__SUPPLIED DATA__.
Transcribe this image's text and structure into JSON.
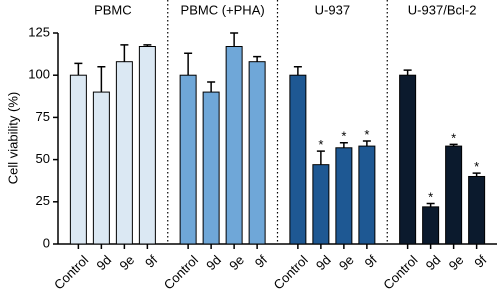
{
  "chart_data": {
    "type": "bar",
    "ylabel": "Cell viability (%)",
    "ylim": [
      0,
      125
    ],
    "yticks": [
      0,
      25,
      50,
      75,
      100,
      125
    ],
    "categories": [
      "Control",
      "9d",
      "9e",
      "9f"
    ],
    "series": [
      {
        "name": "PBMC",
        "color": "#dbe8f3",
        "values": [
          100,
          90,
          108,
          117
        ],
        "errors": [
          7,
          15,
          10,
          1
        ],
        "annotations": [
          null,
          null,
          null,
          null
        ]
      },
      {
        "name": "PBMC (+PHA)",
        "color": "#6fa7d8",
        "values": [
          100,
          90,
          117,
          108
        ],
        "errors": [
          13,
          6,
          8,
          3
        ],
        "annotations": [
          null,
          null,
          null,
          null
        ]
      },
      {
        "name": "U-937",
        "color": "#1e5893",
        "values": [
          100,
          47,
          57,
          58
        ],
        "errors": [
          5,
          8,
          3,
          3
        ],
        "annotations": [
          null,
          "*",
          "*",
          "*"
        ]
      },
      {
        "name": "U-937/Bcl-2",
        "color": "#0b1a2d",
        "values": [
          100,
          22,
          58,
          40
        ],
        "errors": [
          3,
          2,
          1,
          2
        ],
        "annotations": [
          null,
          "*",
          "*",
          "*"
        ]
      }
    ]
  }
}
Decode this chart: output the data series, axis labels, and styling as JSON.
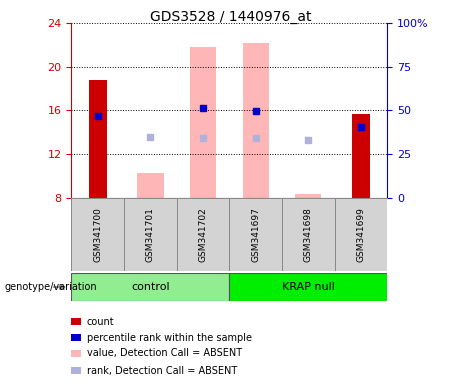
{
  "title": "GDS3528 / 1440976_at",
  "samples": [
    "GSM341700",
    "GSM341701",
    "GSM341702",
    "GSM341697",
    "GSM341698",
    "GSM341699"
  ],
  "group_names": [
    "control",
    "KRAP null"
  ],
  "group_ranges": [
    [
      0,
      3
    ],
    [
      3,
      6
    ]
  ],
  "group_colors": [
    "#90ee90",
    "#00ee00"
  ],
  "ylim_left": [
    8,
    24
  ],
  "ylim_right": [
    0,
    100
  ],
  "yticks_left": [
    8,
    12,
    16,
    20,
    24
  ],
  "yticks_right": [
    0,
    25,
    50,
    75,
    100
  ],
  "ytick_labels_right": [
    "0",
    "25",
    "50",
    "75",
    "100%"
  ],
  "red_bars": {
    "GSM341700": [
      8,
      18.8
    ],
    "GSM341699": [
      8,
      15.7
    ]
  },
  "blue_squares": {
    "GSM341700": 15.5,
    "GSM341702": 16.2,
    "GSM341697": 15.9,
    "GSM341699": 14.5
  },
  "pink_bars": {
    "GSM341701": [
      8,
      10.3
    ],
    "GSM341702": [
      8,
      21.8
    ],
    "GSM341697": [
      8,
      22.2
    ],
    "GSM341698": [
      8,
      8.3
    ]
  },
  "light_blue_squares": {
    "GSM341701": 13.6,
    "GSM341702": 13.5,
    "GSM341697": 13.5,
    "GSM341698": 13.3
  },
  "red_bar_width": 0.35,
  "pink_bar_width": 0.5,
  "left_axis_color": "#cc0000",
  "right_axis_color": "#0000cc",
  "red_bar_color": "#cc0000",
  "blue_square_color": "#0000cc",
  "pink_bar_color": "#ffb6b6",
  "light_blue_square_color": "#b0b0dd",
  "sample_box_color": "#d3d3d3",
  "sample_box_edge": "#888888",
  "legend_items": [
    {
      "label": "count",
      "color": "#cc0000"
    },
    {
      "label": "percentile rank within the sample",
      "color": "#0000cc"
    },
    {
      "label": "value, Detection Call = ABSENT",
      "color": "#ffb6b6"
    },
    {
      "label": "rank, Detection Call = ABSENT",
      "color": "#b0b0dd"
    }
  ]
}
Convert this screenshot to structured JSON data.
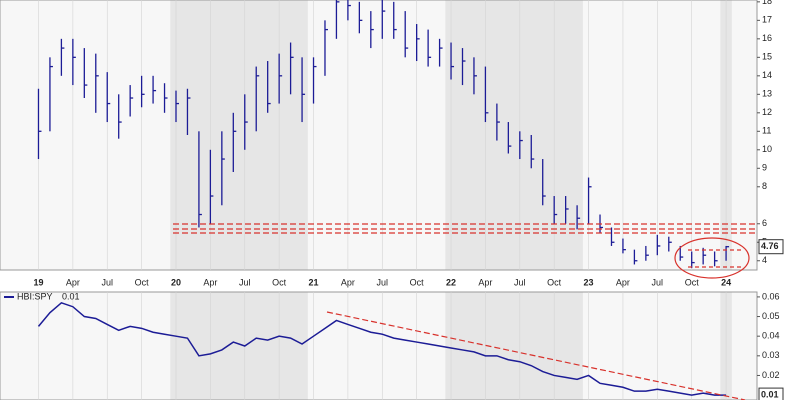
{
  "chart_data": [
    {
      "type": "hlc",
      "categories": [
        "19",
        null,
        null,
        "Apr",
        null,
        null,
        "Jul",
        null,
        null,
        "Oct",
        null,
        null,
        "20",
        null,
        null,
        "Apr",
        null,
        null,
        "Jul",
        null,
        null,
        "Oct",
        null,
        null,
        "21",
        null,
        null,
        "Apr",
        null,
        null,
        "Jul",
        null,
        null,
        "Oct",
        null,
        null,
        "22",
        null,
        null,
        "Apr",
        null,
        null,
        "Jul",
        null,
        null,
        "Oct",
        null,
        null,
        "23",
        null,
        null,
        "Apr",
        null,
        null,
        "Jul",
        null,
        null,
        "Oct",
        null,
        null,
        "24"
      ],
      "values": [
        11,
        14.5,
        15.5,
        15,
        13.5,
        14,
        12.5,
        11.5,
        12.8,
        13,
        13.2,
        12.8,
        12.5,
        12.8,
        6.5,
        7.5,
        9.5,
        11,
        11.5,
        14,
        12.5,
        14,
        15,
        13,
        14.5,
        16.5,
        18,
        17.8,
        17,
        16.5,
        17.5,
        16.5,
        15.5,
        16,
        15,
        15.5,
        14.5,
        14.8,
        14,
        12,
        11.5,
        10.2,
        10.5,
        9.5,
        7.5,
        6.5,
        6.8,
        6.3,
        8,
        5.8,
        5,
        4.6,
        4,
        4.3,
        4.8,
        5,
        4.2,
        3.9,
        4.3,
        4,
        4.76
      ],
      "high": [
        13.3,
        15,
        16,
        16,
        15.5,
        15.2,
        14.2,
        13,
        13.5,
        14,
        14,
        13.6,
        13.2,
        13.3,
        11,
        10,
        11,
        12,
        13,
        14.5,
        14.8,
        15.2,
        15.8,
        15,
        15,
        17,
        18.5,
        18.5,
        18,
        17.5,
        18.3,
        18,
        17.5,
        16.8,
        16.5,
        16,
        15.8,
        15.5,
        15,
        14.5,
        12.5,
        11.5,
        11,
        10.8,
        9.5,
        7.5,
        7.5,
        7,
        8.5,
        6.5,
        5.8,
        5.2,
        4.6,
        4.8,
        5.4,
        5.3,
        4.8,
        4.5,
        4.7,
        4.5,
        4.8
      ],
      "low": [
        9.5,
        11,
        14,
        13.5,
        12.8,
        12,
        11.5,
        10.6,
        11.8,
        12.3,
        12.5,
        12,
        11.5,
        10.8,
        5.8,
        6,
        7,
        8.8,
        10,
        11,
        12,
        12.5,
        13,
        11.5,
        12.5,
        14,
        16,
        17,
        16.3,
        15.5,
        16,
        16,
        15,
        14.8,
        14.5,
        14.5,
        13.8,
        13.5,
        13,
        11.5,
        10.5,
        9.8,
        9.5,
        9,
        7,
        6,
        6,
        5.7,
        6,
        5.5,
        4.8,
        4.4,
        3.8,
        4,
        4.3,
        4.5,
        4,
        3.6,
        3.8,
        3.7,
        4
      ],
      "color": "#1c1c96",
      "ylim": [
        3.5,
        18.1
      ],
      "yticks": [
        4,
        5,
        6,
        8,
        9,
        10,
        11,
        12,
        13,
        14,
        15,
        16,
        17,
        18
      ]
    },
    {
      "type": "line",
      "series": [
        {
          "name": "HBI:SPY",
          "color": "#1c1c96",
          "values": [
            0.045,
            0.052,
            0.057,
            0.055,
            0.05,
            0.049,
            0.046,
            0.043,
            0.045,
            0.044,
            0.042,
            0.041,
            0.04,
            0.039,
            0.03,
            0.031,
            0.033,
            0.037,
            0.035,
            0.039,
            0.038,
            0.04,
            0.039,
            0.036,
            0.04,
            0.044,
            0.048,
            0.046,
            0.044,
            0.042,
            0.041,
            0.039,
            0.038,
            0.037,
            0.036,
            0.035,
            0.034,
            0.033,
            0.032,
            0.03,
            0.03,
            0.028,
            0.027,
            0.025,
            0.022,
            0.02,
            0.019,
            0.018,
            0.02,
            0.016,
            0.015,
            0.014,
            0.012,
            0.012,
            0.013,
            0.012,
            0.011,
            0.01,
            0.011,
            0.01,
            0.01
          ]
        }
      ],
      "ylim": [
        0.0075,
        0.0625
      ],
      "yticks": [
        0.02,
        0.03,
        0.04,
        0.05,
        0.06
      ]
    }
  ]
}
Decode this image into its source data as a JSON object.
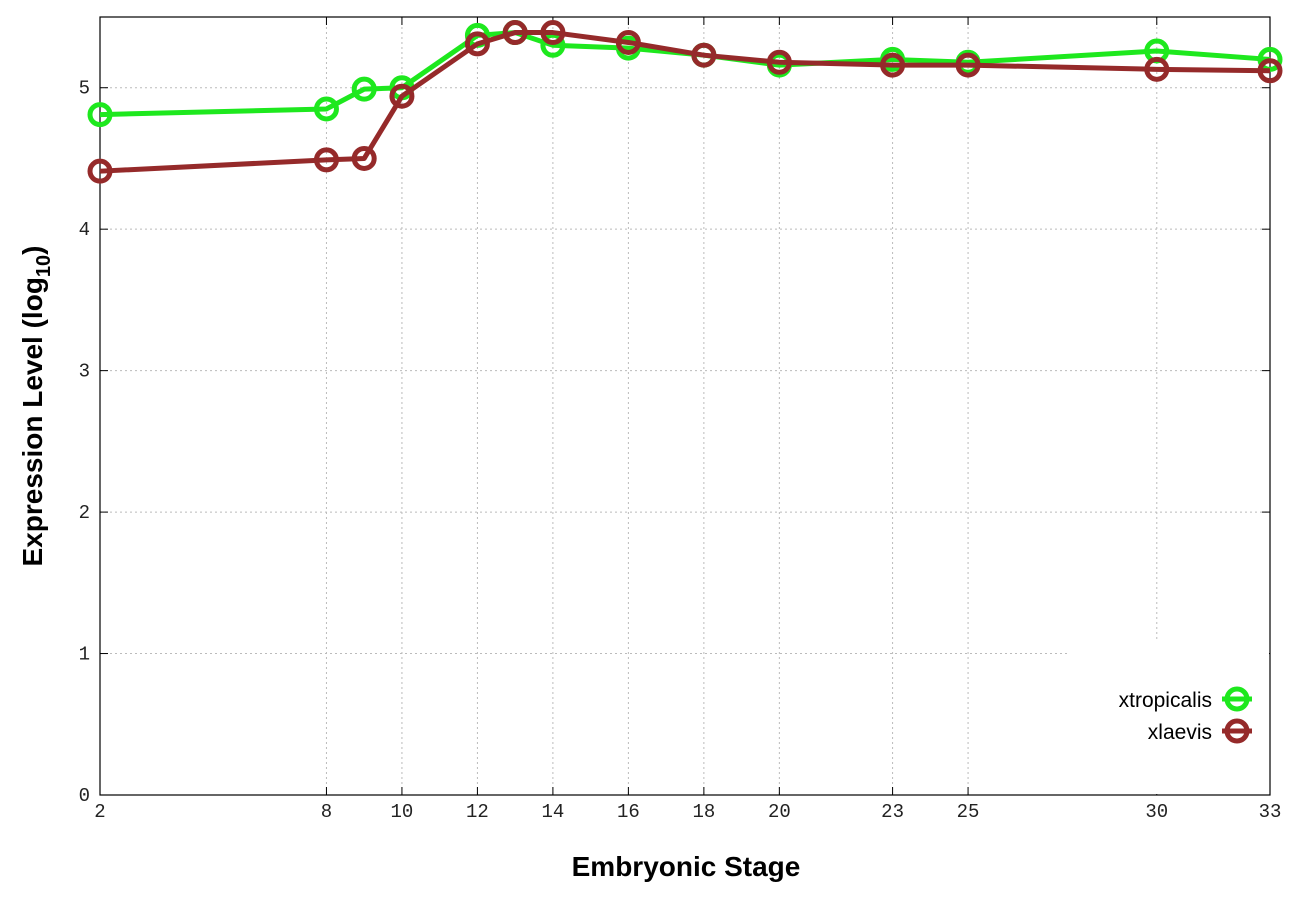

__GIVEN INSTRUCTION__. Find how many lines in the listing contain the word "JSON" and give that count alone.

__THE REPLY__. 4